WORK TO COMPLETE: Restate the data below word for word. Skip any images it contains.

Figure content listings:
++++++++
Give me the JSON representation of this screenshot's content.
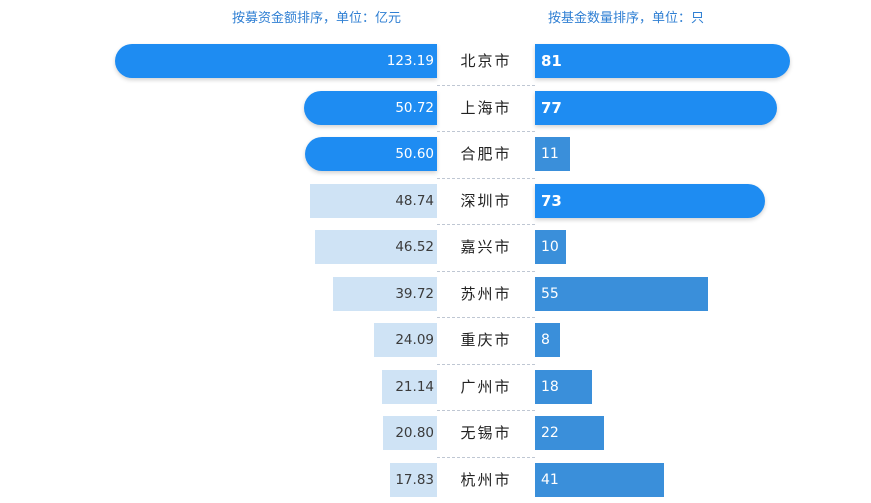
{
  "chart_data": {
    "type": "bar",
    "orientation": "horizontal-butterfly",
    "left_title": "按募资金额排序，单位：亿元",
    "right_title": "按基金数量排序，单位：只",
    "categories": [
      "北京市",
      "上海市",
      "合肥市",
      "深圳市",
      "嘉兴市",
      "苏州市",
      "重庆市",
      "广州市",
      "无锡市",
      "杭州市"
    ],
    "series": [
      {
        "name": "募资金额",
        "unit": "亿元",
        "values": [
          "123.19",
          "50.72",
          "50.60",
          "48.74",
          "46.52",
          "39.72",
          "24.09",
          "21.14",
          "20.80",
          "17.83"
        ]
      },
      {
        "name": "基金数量",
        "unit": "只",
        "values": [
          81,
          77,
          11,
          73,
          10,
          55,
          8,
          18,
          22,
          41
        ]
      }
    ],
    "left_highlight": [
      true,
      true,
      true,
      false,
      false,
      false,
      false,
      false,
      false,
      false
    ],
    "right_highlight": [
      true,
      true,
      false,
      true,
      false,
      false,
      false,
      false,
      false,
      false
    ],
    "colors": {
      "highlight": "#1e8cf2",
      "left_plain": "#cfe3f5",
      "right_plain": "#3a8fda",
      "header": "#2f7fd3"
    }
  }
}
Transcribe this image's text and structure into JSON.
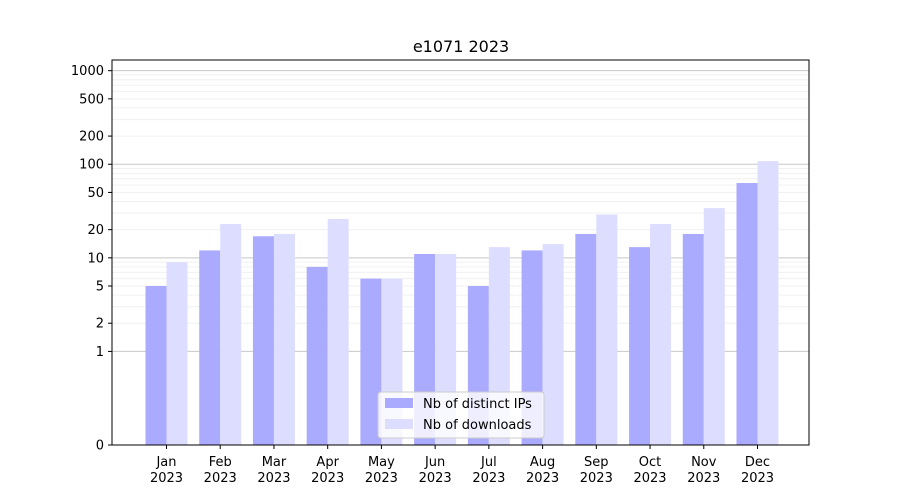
{
  "chart_data": {
    "type": "bar",
    "title": "e1071 2023",
    "xlabel": "",
    "ylabel": "",
    "yscale": "symlog",
    "ylim": [
      0,
      1300
    ],
    "yticks": [
      0,
      1,
      2,
      5,
      10,
      20,
      50,
      100,
      200,
      500,
      1000
    ],
    "ytick_labels": [
      "0",
      "1",
      "2",
      "5",
      "10",
      "20",
      "50",
      "100",
      "200",
      "500",
      "1000"
    ],
    "categories": [
      "Jan",
      "Feb",
      "Mar",
      "Apr",
      "May",
      "Jun",
      "Jul",
      "Aug",
      "Sep",
      "Oct",
      "Nov",
      "Dec"
    ],
    "category_year": "2023",
    "series": [
      {
        "name": "Nb of distinct IPs",
        "color": "#aaaaff",
        "values": [
          5,
          12,
          17,
          8,
          6,
          11,
          5,
          12,
          18,
          13,
          18,
          63
        ]
      },
      {
        "name": "Nb of downloads",
        "color": "#ddddff",
        "values": [
          9,
          23,
          18,
          26,
          6,
          11,
          13,
          14,
          29,
          23,
          34,
          108
        ]
      }
    ],
    "grid": true,
    "legend_position": "bottom-center"
  }
}
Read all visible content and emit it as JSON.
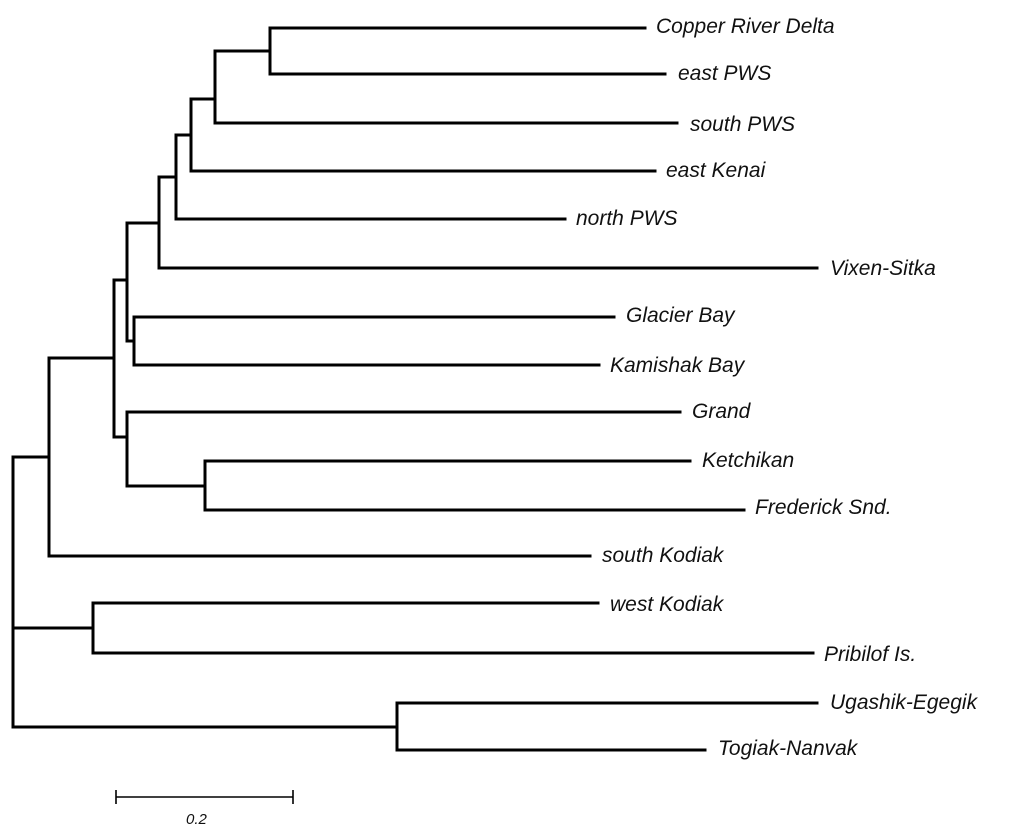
{
  "tree": {
    "leaves": [
      "Copper River Delta",
      "east PWS",
      "south PWS",
      "east Kenai",
      "north PWS",
      "Vixen-Sitka",
      "Glacier Bay",
      "Kamishak Bay",
      "Grand",
      "Ketchikan",
      "Frederick Snd.",
      "south Kodiak",
      "west Kodiak",
      "Pribilof Is.",
      "Ugashik-Egegik",
      "Togiak-Nanvak"
    ]
  },
  "scale_bar": {
    "label": "0.2",
    "value": 0.2
  }
}
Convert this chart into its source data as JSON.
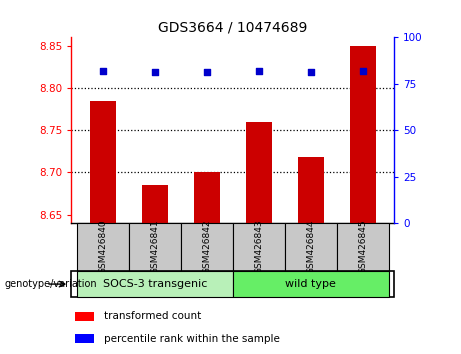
{
  "title": "GDS3664 / 10474689",
  "samples": [
    "GSM426840",
    "GSM426841",
    "GSM426842",
    "GSM426843",
    "GSM426844",
    "GSM426845"
  ],
  "bar_values": [
    8.785,
    8.685,
    8.7,
    8.76,
    8.718,
    8.85
  ],
  "percentile_values": [
    82,
    81,
    81,
    82,
    81,
    82
  ],
  "ylim_left": [
    8.64,
    8.86
  ],
  "ylim_right": [
    0,
    100
  ],
  "yticks_left": [
    8.65,
    8.7,
    8.75,
    8.8,
    8.85
  ],
  "yticks_right": [
    0,
    25,
    50,
    75,
    100
  ],
  "bar_color": "#cc0000",
  "point_color": "#0000cc",
  "bar_bottom": 8.64,
  "group_labels": [
    "SOCS-3 transgenic",
    "wild type"
  ],
  "group_sizes": [
    3,
    3
  ],
  "group_colors": [
    "#b8f0b8",
    "#66ee66"
  ],
  "genotype_label": "genotype/variation",
  "legend_bar_label": "transformed count",
  "legend_point_label": "percentile rank within the sample",
  "grid_yticks": [
    8.7,
    8.75,
    8.8
  ],
  "tick_area_color": "#c8c8c8",
  "title_fontsize": 10,
  "bar_width": 0.5
}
++++++++
SOLUTION BELOW:
Give me the JSON representation of this screenshot's content.
{
  "chart_data": {
    "type": "bar",
    "orientation": "horizontal-butterfly",
    "left_title": "按募资金额排序，单位：亿元",
    "right_title": "按基金数量排序，单位：只",
    "categories": [
      "北京市",
      "上海市",
      "合肥市",
      "深圳市",
      "嘉兴市",
      "苏州市",
      "重庆市",
      "广州市",
      "无锡市",
      "杭州市"
    ],
    "series": [
      {
        "name": "募资金额",
        "unit": "亿元",
        "values": [
          "123.19",
          "50.72",
          "50.60",
          "48.74",
          "46.52",
          "39.72",
          "24.09",
          "21.14",
          "20.80",
          "17.83"
        ]
      },
      {
        "name": "基金数量",
        "unit": "只",
        "values": [
          81,
          77,
          11,
          73,
          10,
          55,
          8,
          18,
          22,
          41
        ]
      }
    ],
    "left_highlight": [
      true,
      true,
      true,
      false,
      false,
      false,
      false,
      false,
      false,
      false
    ],
    "right_highlight": [
      true,
      true,
      false,
      true,
      false,
      false,
      false,
      false,
      false,
      false
    ],
    "colors": {
      "highlight": "#1e8cf2",
      "left_plain": "#cfe3f5",
      "right_plain": "#3a8fda",
      "header": "#2f7fd3"
    }
  }
}
Transcribe this image's text and structure into JSON.
{
  "chart_data": {
    "type": "bar",
    "title": "e1071 2023",
    "xlabel": "",
    "ylabel": "",
    "yscale": "symlog",
    "ylim": [
      0,
      1300
    ],
    "yticks": [
      0,
      1,
      2,
      5,
      10,
      20,
      50,
      100,
      200,
      500,
      1000
    ],
    "ytick_labels": [
      "0",
      "1",
      "2",
      "5",
      "10",
      "20",
      "50",
      "100",
      "200",
      "500",
      "1000"
    ],
    "categories": [
      "Jan",
      "Feb",
      "Mar",
      "Apr",
      "May",
      "Jun",
      "Jul",
      "Aug",
      "Sep",
      "Oct",
      "Nov",
      "Dec"
    ],
    "category_year": "2023",
    "series": [
      {
        "name": "Nb of distinct IPs",
        "color": "#aaaaff",
        "values": [
          5,
          12,
          17,
          8,
          6,
          11,
          5,
          12,
          18,
          13,
          18,
          63
        ]
      },
      {
        "name": "Nb of downloads",
        "color": "#ddddff",
        "values": [
          9,
          23,
          18,
          26,
          6,
          11,
          13,
          14,
          29,
          23,
          34,
          108
        ]
      }
    ],
    "grid": true,
    "legend_position": "bottom-center"
  }
}
Read all visible content and emit it as JSON.
{
  "tree": {
    "leaves": [
      "Copper River Delta",
      "east PWS",
      "south PWS",
      "east Kenai",
      "north PWS",
      "Vixen-Sitka",
      "Glacier Bay",
      "Kamishak Bay",
      "Grand",
      "Ketchikan",
      "Frederick Snd.",
      "south Kodiak",
      "west Kodiak",
      "Pribilof Is.",
      "Ugashik-Egegik",
      "Togiak-Nanvak"
    ]
  },
  "scale_bar": {
    "label": "0.2",
    "value": 0.2
  }
}
Convert this chart into its source data as JSON.
{
  "title": "GDS3664 / 10474689",
  "samples": [
    "GSM426840",
    "GSM426841",
    "GSM426842",
    "GSM426843",
    "GSM426844",
    "GSM426845"
  ],
  "bar_values": [
    8.785,
    8.685,
    8.7,
    8.76,
    8.718,
    8.85
  ],
  "percentile_values": [
    82,
    81,
    81,
    82,
    81,
    82
  ],
  "ylim_left": [
    8.64,
    8.86
  ],
  "ylim_right": [
    0,
    100
  ],
  "yticks_left": [
    8.65,
    8.7,
    8.75,
    8.8,
    8.85
  ],
  "yticks_right": [
    0,
    25,
    50,
    75,
    100
  ],
  "bar_color": "#cc0000",
  "point_color": "#0000cc",
  "bar_bottom": 8.64,
  "group_labels": [
    "SOCS-3 transgenic",
    "wild type"
  ],
  "group_sizes": [
    3,
    3
  ],
  "group_colors": [
    "#b8f0b8",
    "#66ee66"
  ],
  "genotype_label": "genotype/variation",
  "legend_bar_label": "transformed count",
  "legend_point_label": "percentile rank within the sample",
  "grid_yticks": [
    8.7,
    8.75,
    8.8
  ],
  "tick_area_color": "#c8c8c8",
  "title_fontsize": 10,
  "bar_width": 0.5
}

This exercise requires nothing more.